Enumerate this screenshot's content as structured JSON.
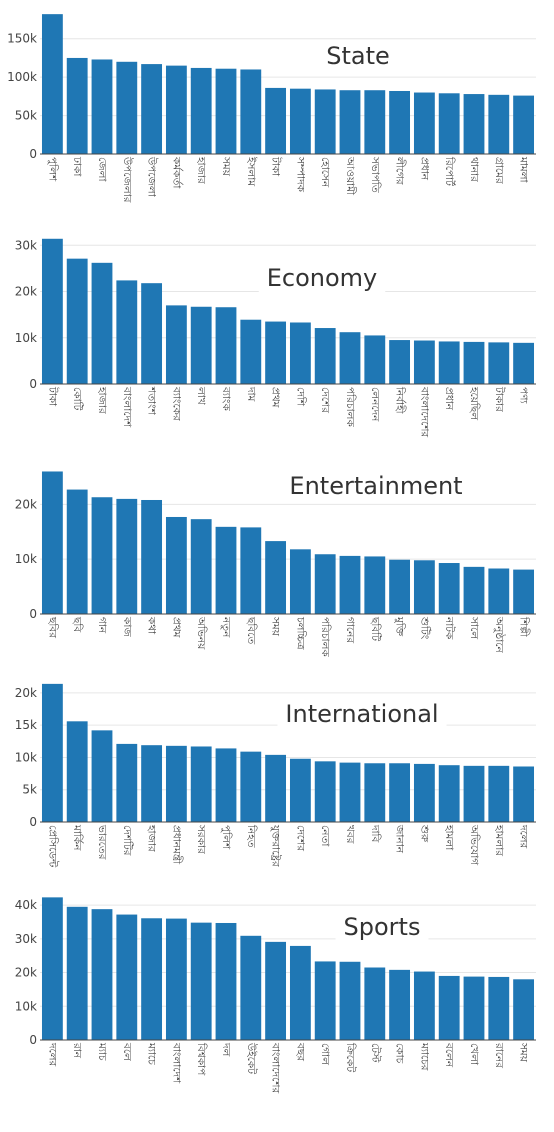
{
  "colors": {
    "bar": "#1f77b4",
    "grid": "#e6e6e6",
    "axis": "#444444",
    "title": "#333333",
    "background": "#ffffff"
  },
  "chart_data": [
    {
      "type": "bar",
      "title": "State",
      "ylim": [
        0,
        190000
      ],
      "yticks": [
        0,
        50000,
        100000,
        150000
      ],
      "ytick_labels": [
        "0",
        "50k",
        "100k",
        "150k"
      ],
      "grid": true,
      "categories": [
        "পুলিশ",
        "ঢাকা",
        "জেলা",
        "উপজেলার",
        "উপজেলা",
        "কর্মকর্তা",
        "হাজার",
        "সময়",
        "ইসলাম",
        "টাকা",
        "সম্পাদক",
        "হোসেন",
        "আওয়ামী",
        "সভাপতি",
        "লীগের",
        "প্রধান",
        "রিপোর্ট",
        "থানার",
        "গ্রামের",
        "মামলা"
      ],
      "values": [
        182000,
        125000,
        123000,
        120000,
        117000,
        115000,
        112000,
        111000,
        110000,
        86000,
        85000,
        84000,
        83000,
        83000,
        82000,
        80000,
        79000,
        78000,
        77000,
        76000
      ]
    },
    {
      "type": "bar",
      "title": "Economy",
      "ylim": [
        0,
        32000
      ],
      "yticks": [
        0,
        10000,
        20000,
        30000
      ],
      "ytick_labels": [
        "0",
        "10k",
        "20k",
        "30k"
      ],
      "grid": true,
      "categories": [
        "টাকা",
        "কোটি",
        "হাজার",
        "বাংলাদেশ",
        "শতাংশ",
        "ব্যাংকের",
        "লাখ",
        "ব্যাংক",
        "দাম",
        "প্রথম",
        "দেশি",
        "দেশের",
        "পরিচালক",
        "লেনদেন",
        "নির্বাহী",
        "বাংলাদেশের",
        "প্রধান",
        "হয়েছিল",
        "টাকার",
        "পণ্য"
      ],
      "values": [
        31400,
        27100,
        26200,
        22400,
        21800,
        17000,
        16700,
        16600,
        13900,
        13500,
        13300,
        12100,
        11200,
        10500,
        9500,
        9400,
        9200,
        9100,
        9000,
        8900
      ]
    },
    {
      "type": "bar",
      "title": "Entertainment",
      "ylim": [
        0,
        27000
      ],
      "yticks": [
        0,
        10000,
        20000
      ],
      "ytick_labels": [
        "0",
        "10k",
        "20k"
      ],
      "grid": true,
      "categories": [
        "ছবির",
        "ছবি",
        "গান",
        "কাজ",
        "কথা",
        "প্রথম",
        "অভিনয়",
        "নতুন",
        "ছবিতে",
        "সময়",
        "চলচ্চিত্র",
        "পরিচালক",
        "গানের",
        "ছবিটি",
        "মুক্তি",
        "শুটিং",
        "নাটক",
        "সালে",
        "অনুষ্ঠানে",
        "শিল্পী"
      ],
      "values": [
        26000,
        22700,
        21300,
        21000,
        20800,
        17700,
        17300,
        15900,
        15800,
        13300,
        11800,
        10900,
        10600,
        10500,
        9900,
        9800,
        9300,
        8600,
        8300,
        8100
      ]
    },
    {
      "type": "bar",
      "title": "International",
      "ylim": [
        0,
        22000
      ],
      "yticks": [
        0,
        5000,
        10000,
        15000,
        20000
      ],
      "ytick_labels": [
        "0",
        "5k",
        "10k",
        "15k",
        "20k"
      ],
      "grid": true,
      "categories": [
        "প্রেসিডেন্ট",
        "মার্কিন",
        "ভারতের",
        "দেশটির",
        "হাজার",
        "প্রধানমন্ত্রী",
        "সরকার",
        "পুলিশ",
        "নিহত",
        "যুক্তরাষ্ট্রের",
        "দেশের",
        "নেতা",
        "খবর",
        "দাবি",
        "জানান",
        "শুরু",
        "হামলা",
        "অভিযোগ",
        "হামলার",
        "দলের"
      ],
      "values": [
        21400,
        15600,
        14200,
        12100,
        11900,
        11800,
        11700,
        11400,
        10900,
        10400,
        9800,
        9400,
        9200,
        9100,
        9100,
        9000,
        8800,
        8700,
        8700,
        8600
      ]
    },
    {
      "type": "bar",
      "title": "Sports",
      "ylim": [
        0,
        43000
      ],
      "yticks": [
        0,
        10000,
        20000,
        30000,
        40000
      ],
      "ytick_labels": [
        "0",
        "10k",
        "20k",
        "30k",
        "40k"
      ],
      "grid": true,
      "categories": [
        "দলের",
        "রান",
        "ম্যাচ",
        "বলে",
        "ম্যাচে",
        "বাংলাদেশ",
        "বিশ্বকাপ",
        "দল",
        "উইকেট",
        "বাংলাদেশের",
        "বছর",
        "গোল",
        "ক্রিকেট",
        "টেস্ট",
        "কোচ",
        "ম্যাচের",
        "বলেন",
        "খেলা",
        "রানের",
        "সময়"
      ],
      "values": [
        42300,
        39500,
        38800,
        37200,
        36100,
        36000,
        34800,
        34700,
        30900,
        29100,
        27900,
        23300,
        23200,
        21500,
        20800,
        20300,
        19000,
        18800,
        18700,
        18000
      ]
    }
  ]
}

********************

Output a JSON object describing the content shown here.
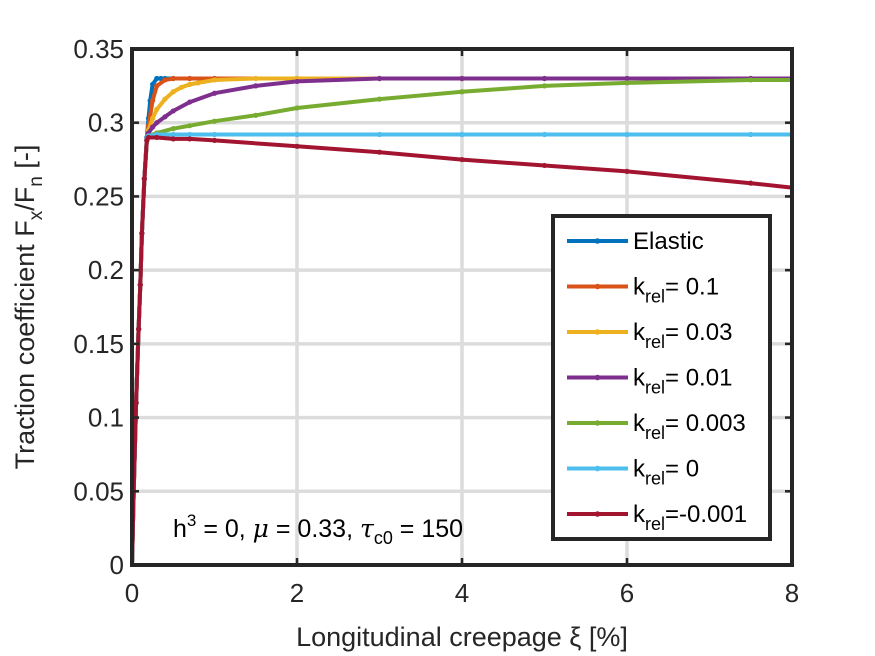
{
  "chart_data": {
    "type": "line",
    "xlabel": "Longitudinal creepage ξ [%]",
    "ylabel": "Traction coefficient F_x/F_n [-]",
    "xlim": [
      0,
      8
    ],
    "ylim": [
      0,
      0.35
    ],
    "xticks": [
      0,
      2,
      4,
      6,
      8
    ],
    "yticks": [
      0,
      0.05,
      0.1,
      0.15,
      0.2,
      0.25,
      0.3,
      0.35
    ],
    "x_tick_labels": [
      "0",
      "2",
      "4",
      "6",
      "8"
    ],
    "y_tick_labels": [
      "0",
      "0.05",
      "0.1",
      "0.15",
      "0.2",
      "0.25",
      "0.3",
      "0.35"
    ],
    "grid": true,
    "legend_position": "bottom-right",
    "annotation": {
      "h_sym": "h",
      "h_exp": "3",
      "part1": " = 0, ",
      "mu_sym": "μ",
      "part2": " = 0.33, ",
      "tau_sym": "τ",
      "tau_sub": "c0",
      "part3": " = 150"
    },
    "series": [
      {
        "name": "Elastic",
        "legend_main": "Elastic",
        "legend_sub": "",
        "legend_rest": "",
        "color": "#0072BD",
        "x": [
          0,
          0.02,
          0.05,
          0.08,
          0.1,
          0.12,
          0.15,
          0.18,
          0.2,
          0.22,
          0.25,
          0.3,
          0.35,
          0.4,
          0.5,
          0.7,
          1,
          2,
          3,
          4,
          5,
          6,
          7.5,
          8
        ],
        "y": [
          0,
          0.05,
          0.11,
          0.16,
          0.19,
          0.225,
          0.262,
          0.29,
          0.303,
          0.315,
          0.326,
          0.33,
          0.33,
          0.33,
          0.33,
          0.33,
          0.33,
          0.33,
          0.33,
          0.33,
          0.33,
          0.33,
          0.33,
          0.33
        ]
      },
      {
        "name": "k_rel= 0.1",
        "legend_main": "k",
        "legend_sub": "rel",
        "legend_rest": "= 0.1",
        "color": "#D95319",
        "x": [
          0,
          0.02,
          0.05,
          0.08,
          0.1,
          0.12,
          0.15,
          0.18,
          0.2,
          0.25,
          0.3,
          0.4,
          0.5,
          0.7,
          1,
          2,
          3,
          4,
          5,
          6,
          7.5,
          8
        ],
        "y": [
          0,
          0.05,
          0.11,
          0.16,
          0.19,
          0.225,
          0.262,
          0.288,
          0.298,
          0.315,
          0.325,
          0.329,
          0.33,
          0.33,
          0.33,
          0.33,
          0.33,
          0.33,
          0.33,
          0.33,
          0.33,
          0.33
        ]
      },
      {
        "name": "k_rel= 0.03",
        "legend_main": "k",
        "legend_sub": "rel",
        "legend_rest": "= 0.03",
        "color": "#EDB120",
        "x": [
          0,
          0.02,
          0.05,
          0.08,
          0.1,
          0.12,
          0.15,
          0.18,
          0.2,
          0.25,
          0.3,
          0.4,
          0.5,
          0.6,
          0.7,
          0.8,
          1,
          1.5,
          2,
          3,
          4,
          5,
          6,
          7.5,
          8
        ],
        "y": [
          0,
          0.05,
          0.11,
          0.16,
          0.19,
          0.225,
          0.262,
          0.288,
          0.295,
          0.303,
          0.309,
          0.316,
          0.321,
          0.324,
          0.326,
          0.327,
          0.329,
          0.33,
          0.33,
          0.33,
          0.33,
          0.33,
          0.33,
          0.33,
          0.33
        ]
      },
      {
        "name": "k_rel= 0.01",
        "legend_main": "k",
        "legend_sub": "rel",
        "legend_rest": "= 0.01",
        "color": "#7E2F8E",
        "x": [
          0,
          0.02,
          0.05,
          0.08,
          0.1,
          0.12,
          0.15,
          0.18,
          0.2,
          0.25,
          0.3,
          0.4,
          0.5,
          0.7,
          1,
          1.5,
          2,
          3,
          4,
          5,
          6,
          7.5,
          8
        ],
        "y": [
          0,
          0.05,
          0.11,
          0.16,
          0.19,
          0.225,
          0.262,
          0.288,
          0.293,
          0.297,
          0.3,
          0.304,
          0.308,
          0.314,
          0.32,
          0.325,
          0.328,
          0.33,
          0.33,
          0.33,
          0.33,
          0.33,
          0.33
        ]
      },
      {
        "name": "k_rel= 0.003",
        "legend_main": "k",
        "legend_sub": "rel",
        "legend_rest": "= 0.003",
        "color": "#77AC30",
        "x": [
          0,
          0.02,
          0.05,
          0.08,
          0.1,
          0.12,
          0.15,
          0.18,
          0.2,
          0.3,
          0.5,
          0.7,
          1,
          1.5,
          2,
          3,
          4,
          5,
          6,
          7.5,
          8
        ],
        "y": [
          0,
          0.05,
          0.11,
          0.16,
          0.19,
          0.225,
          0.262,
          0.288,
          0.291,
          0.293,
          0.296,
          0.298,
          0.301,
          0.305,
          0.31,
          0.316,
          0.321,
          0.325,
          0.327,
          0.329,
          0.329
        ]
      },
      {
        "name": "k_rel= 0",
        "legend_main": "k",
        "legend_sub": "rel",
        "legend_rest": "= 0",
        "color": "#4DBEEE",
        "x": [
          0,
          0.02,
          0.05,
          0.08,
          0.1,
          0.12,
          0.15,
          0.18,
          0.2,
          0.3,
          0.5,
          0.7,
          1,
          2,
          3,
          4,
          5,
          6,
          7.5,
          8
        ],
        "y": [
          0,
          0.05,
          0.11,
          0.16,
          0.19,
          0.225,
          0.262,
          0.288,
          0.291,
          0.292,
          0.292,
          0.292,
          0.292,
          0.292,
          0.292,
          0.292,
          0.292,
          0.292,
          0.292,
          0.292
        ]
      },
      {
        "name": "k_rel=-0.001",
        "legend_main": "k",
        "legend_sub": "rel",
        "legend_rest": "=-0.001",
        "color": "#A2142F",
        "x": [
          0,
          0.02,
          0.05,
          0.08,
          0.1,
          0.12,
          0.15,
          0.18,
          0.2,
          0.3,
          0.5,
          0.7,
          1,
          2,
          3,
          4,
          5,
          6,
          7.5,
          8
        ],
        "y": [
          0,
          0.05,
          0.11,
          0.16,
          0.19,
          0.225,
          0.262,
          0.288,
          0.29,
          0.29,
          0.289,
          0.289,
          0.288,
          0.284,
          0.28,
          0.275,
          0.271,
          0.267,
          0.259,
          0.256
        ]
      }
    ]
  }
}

********************

__AIM__
Only lines with the string "content" belong in your answer; copy each one.

__OUTPUT FOR THIS EXERCISE__
Enumerate this screenshot's content as structured JSON.
Output a JSON object describing the content shown here.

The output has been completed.